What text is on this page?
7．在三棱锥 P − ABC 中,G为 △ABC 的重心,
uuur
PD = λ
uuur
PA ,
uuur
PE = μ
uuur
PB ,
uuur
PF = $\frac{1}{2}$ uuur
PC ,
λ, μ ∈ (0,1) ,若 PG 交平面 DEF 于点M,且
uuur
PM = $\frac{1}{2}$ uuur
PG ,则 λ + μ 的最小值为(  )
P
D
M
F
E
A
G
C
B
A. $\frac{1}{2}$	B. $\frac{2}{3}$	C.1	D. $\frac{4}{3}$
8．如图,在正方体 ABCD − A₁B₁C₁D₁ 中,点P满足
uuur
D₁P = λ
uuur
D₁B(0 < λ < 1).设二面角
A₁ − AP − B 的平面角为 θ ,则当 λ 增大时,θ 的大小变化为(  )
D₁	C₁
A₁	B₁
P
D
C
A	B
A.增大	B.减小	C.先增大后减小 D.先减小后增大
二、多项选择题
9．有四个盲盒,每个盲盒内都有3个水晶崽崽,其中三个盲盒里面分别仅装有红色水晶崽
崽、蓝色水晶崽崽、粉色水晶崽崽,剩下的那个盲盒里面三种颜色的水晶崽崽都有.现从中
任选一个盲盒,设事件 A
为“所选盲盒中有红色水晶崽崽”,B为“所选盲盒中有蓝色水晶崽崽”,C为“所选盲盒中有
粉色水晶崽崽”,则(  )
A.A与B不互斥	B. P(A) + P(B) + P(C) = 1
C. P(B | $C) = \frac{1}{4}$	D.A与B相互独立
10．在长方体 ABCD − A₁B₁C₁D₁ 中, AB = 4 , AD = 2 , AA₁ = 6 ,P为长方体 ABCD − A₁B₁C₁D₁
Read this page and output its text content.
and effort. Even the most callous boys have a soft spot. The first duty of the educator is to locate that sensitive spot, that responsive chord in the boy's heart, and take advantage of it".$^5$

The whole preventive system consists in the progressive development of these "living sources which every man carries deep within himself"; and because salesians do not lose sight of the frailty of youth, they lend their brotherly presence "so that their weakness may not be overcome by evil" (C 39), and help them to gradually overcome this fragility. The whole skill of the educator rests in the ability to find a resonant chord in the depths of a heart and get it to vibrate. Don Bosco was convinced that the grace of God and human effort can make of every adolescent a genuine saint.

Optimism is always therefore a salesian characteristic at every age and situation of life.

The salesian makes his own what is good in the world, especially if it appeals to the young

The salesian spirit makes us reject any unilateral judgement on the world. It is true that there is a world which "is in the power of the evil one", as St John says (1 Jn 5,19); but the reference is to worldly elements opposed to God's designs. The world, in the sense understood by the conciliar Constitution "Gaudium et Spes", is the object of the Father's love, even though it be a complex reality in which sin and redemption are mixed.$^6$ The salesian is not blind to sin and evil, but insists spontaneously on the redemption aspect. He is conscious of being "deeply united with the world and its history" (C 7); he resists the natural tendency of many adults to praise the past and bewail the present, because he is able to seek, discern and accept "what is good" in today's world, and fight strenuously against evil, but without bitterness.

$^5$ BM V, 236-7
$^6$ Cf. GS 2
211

•••

• **REQUIRED TASK**:
Take the listing above and write it out again exactly.

• **ANSWER TO THE EXERCISE**:
What text is on this page?
7．在三棱锥 P − ABC 中,G为 △ABC 的重心,
uuur
PD = λ
uuur
PA ,
uuur
PE = μ
uuur
PB ,
uuur
PF = $\frac{1}{2}$ uuur
PC ,
λ, μ ∈ (0,1) ,若 PG 交平面 DEF 于点M,且
uuur
PM = $\frac{1}{2}$ uuur
PG ,则 λ + μ 的最小值为(  )
P
D
M
F
E
A
G
C
B
A. $\frac{1}{2}$	B. $\frac{2}{3}$	C.1	D. $\frac{4}{3}$
8．如图,在正方体 ABCD − A₁B₁C₁D₁ 中,点P满足
uuur
D₁P = λ
uuur
D₁B(0 < λ < 1).设二面角
A₁ − AP − B 的平面角为 θ ,则当 λ 增大时,θ 的大小变化为(  )
D₁	C₁
A₁	B₁
P
D
C
A	B
A.增大	B.减小	C.先增大后减小 D.先减小后增大
二、多项选择题
9．有四个盲盒,每个盲盒内都有3个水晶崽崽,其中三个盲盒里面分别仅装有红色水晶崽
崽、蓝色水晶崽崽、粉色水晶崽崽,剩下的那个盲盒里面三种颜色的水晶崽崽都有.现从中
任选一个盲盒,设事件 A
为“所选盲盒中有红色水晶崽崽”,B为“所选盲盒中有蓝色水晶崽崽”,C为“所选盲盒中有
粉色水晶崽崽”,则(  )
A.A与B不互斥	B. P(A) + P(B) + P(C) = 1
C. P(B | $C) = \frac{1}{4}$	D.A与B相互独立
10．在长方体 ABCD − A₁B₁C₁D₁ 中, AB = 4 , AD = 2 , AA₁ = 6 ,P为长方体 ABCD − A₁B₁C₁D₁
Read this page and output its text content.
and effort. Even the most callous boys have a soft spot. The first duty of the educator is to locate that sensitive spot, that responsive chord in the boy's heart, and take advantage of it".$^5$

The whole preventive system consists in the progressive development of these "living sources which every man carries deep within himself"; and because salesians do not lose sight of the frailty of youth, they lend their brotherly presence "so that their weakness may not be overcome by evil" (C 39), and help them to gradually overcome this fragility. The whole skill of the educator rests in the ability to find a resonant chord in the depths of a heart and get it to vibrate. Don Bosco was convinced that the grace of God and human effort can make of every adolescent a genuine saint.

Optimism is always therefore a salesian characteristic at every age and situation of life.

The salesian makes his own what is good in the world, especially if it appeals to the young

The salesian spirit makes us reject any unilateral judgement on the world. It is true that there is a world which "is in the power of the evil one", as St John says (1 Jn 5,19); but the reference is to worldly elements opposed to God's designs. The world, in the sense understood by the conciliar Constitution "Gaudium et Spes", is the object of the Father's love, even though it be a complex reality in which sin and redemption are mixed.$^6$ The salesian is not blind to sin and evil, but insists spontaneously on the redemption aspect. He is conscious of being "deeply united with the world and its history" (C 7); he resists the natural tendency of many adults to praise the past and bewail the present, because he is able to seek, discern and accept "what is good" in today's world, and fight strenuously against evil, but without bitterness.

$^5$ BM V, 236-7
$^6$ Cf. GS 2
211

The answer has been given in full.